→ **Supplied records**
··········
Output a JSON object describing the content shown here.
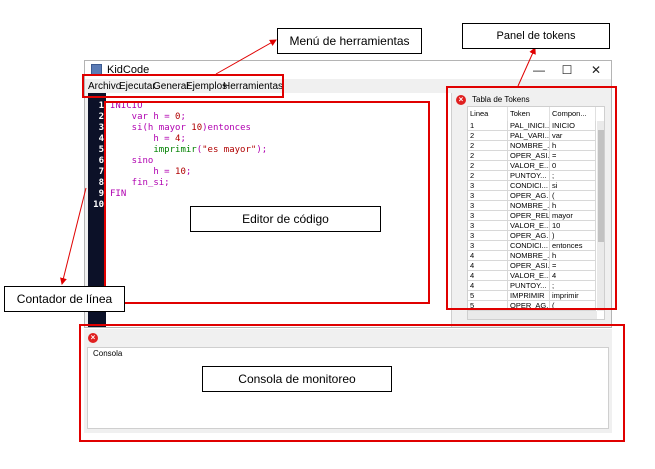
{
  "window": {
    "title": "KidCode",
    "minimize": "—",
    "maximize": "☐",
    "close": "✕"
  },
  "menu": [
    "Archivo",
    "Ejecutar",
    "Generar",
    "Ejemplos",
    "Herramientas"
  ],
  "editor": {
    "line_numbers": [
      "1",
      "2",
      "3",
      "4",
      "5",
      "6",
      "7",
      "8",
      "9",
      "10"
    ],
    "lines": [
      [
        {
          "t": "INICIO",
          "c": "kw"
        }
      ],
      [
        {
          "t": "    var ",
          "c": "kw"
        },
        {
          "t": "h",
          "c": "kw"
        },
        {
          "t": " = ",
          "c": "kw"
        },
        {
          "t": "0",
          "c": "nm"
        },
        {
          "t": ";",
          "c": "kw"
        }
      ],
      [
        {
          "t": "    si",
          "c": "kw"
        },
        {
          "t": "(h ",
          "c": "kw"
        },
        {
          "t": "mayor",
          "c": "kw"
        },
        {
          "t": " 10",
          "c": "nm"
        },
        {
          "t": ")entonces",
          "c": "kw"
        }
      ],
      [
        {
          "t": "        h = ",
          "c": "kw"
        },
        {
          "t": "4",
          "c": "nm"
        },
        {
          "t": ";",
          "c": "kw"
        }
      ],
      [
        {
          "t": "        imprimir",
          "c": "fn"
        },
        {
          "t": "(",
          "c": "kw"
        },
        {
          "t": "\"es mayor\"",
          "c": "st"
        },
        {
          "t": ");",
          "c": "kw"
        }
      ],
      [
        {
          "t": "    sino",
          "c": "kw"
        }
      ],
      [
        {
          "t": "        h = ",
          "c": "kw"
        },
        {
          "t": "10",
          "c": "nm"
        },
        {
          "t": ";",
          "c": "kw"
        }
      ],
      [
        {
          "t": "    fin_si;",
          "c": "kw"
        }
      ],
      [
        {
          "t": "FIN",
          "c": "kw"
        }
      ],
      []
    ]
  },
  "token_panel": {
    "title": "Tabla de Tokens",
    "columns": [
      "Linea",
      "Token",
      "Compon..."
    ],
    "rows": [
      [
        "1",
        "PAL_INICI...",
        "INICIO"
      ],
      [
        "2",
        "PAL_VARI...",
        "var"
      ],
      [
        "2",
        "NOMBRE_...",
        "h"
      ],
      [
        "2",
        "OPER_ASI...",
        "="
      ],
      [
        "2",
        "VALOR_E...",
        "0"
      ],
      [
        "2",
        "PUNTOY...",
        ";"
      ],
      [
        "3",
        "CONDICI...",
        "si"
      ],
      [
        "3",
        "OPER_AG...",
        "("
      ],
      [
        "3",
        "NOMBRE_...",
        "h"
      ],
      [
        "3",
        "OPER_REL",
        "mayor"
      ],
      [
        "3",
        "VALOR_E...",
        "10"
      ],
      [
        "3",
        "OPER_AG...",
        ")"
      ],
      [
        "3",
        "CONDICI...",
        "entonces"
      ],
      [
        "4",
        "NOMBRE_...",
        "h"
      ],
      [
        "4",
        "OPER_ASI...",
        "="
      ],
      [
        "4",
        "VALOR_E...",
        "4"
      ],
      [
        "4",
        "PUNTOY...",
        ";"
      ],
      [
        "5",
        "IMPRIMIR",
        "imprimir"
      ],
      [
        "5",
        "OPER_AG...",
        "("
      ]
    ]
  },
  "console": {
    "label": "Consola"
  },
  "annotations": {
    "menu_tools": "Menú de herramientas",
    "token_panel": "Panel de tokens",
    "code_editor": "Editor de código",
    "line_counter": "Contador de línea",
    "monitor_console": "Consola de monitoreo"
  },
  "colors": {
    "annotation": "#e00000",
    "gutter": "#0c1128",
    "keyword": "#b000b0",
    "function": "#008000",
    "string": "#b00000"
  }
}
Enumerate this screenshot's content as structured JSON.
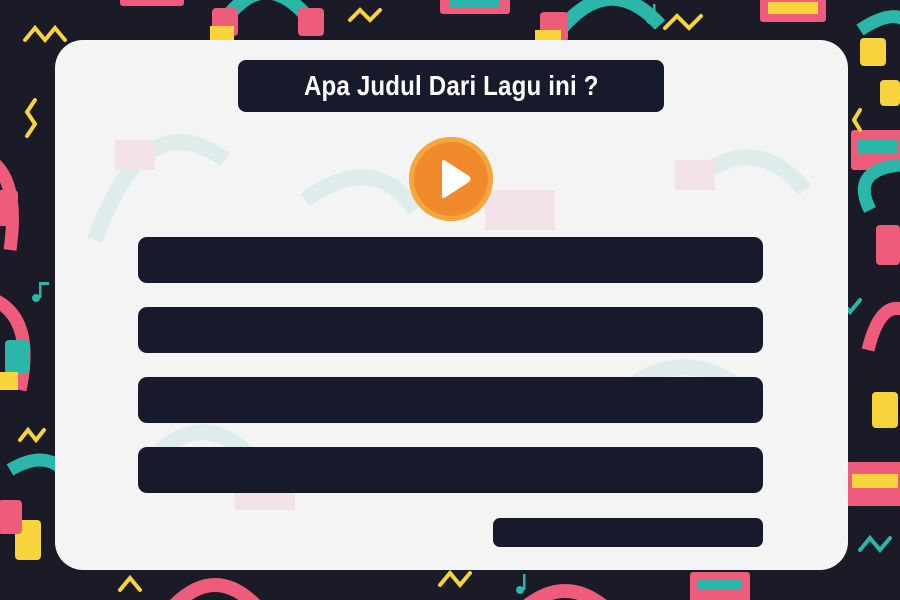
{
  "quiz": {
    "question": "Apa Judul Dari Lagu ini ?",
    "answers": [
      "",
      "",
      "",
      ""
    ],
    "submit_label": ""
  },
  "theme": {
    "background": "#1a1b26",
    "card": "#f4f4f5",
    "dark": "#171a2a",
    "accent_orange": "#f08a2c",
    "pink": "#ef5b7a",
    "teal": "#2ab7a9",
    "yellow": "#f7d33c"
  },
  "icons": {
    "play": "play-icon",
    "decor": [
      "headphones-icon",
      "cassette-icon",
      "music-note-icon",
      "squiggle-icon"
    ]
  }
}
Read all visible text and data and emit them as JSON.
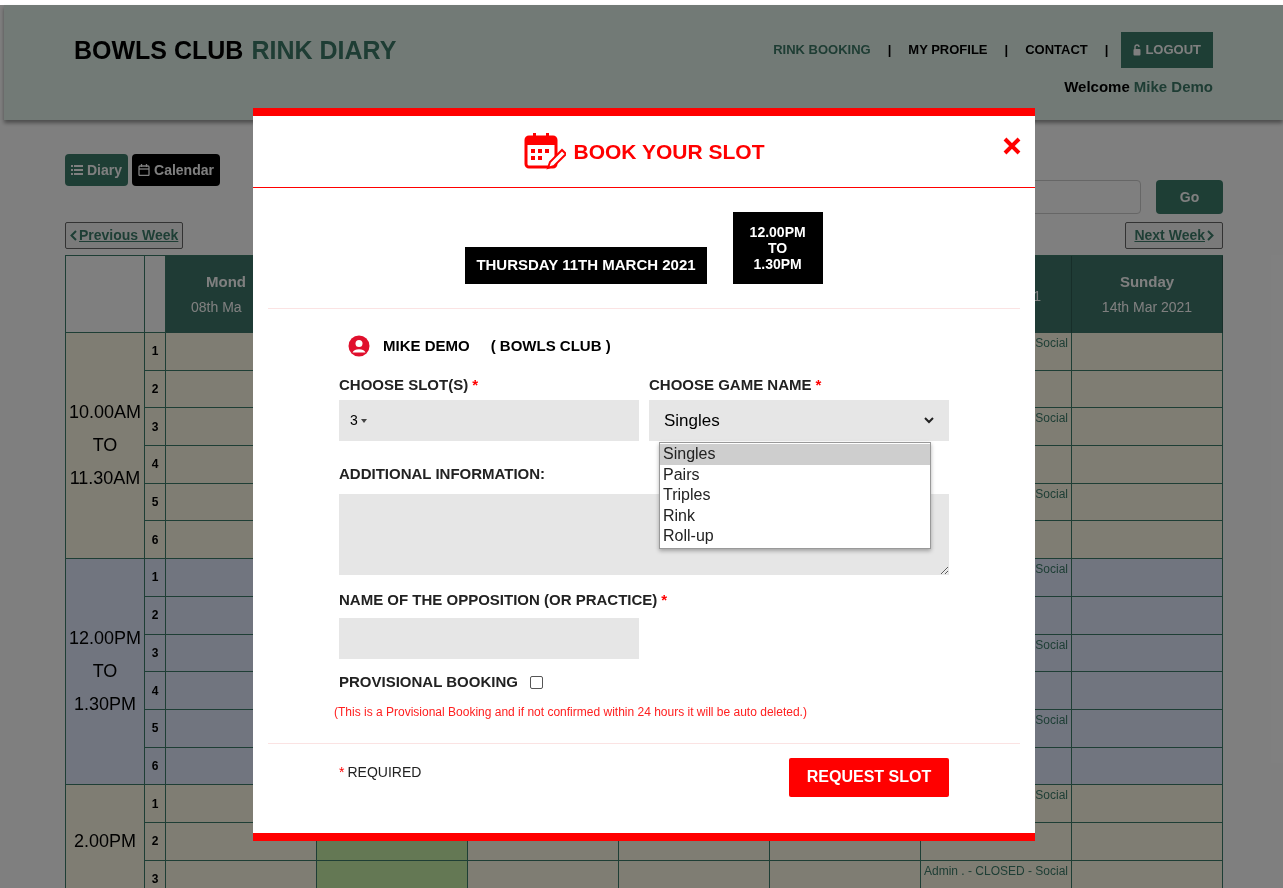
··········
→ **What needs to be done**
From the entries above, collect every line with the string "JSON" in it.

→ **Output below**
Output a JSON object describing the content shown here.
Enumerate this screenshot's content as structured JSON.
Read all visible text and data and emit them as JSON.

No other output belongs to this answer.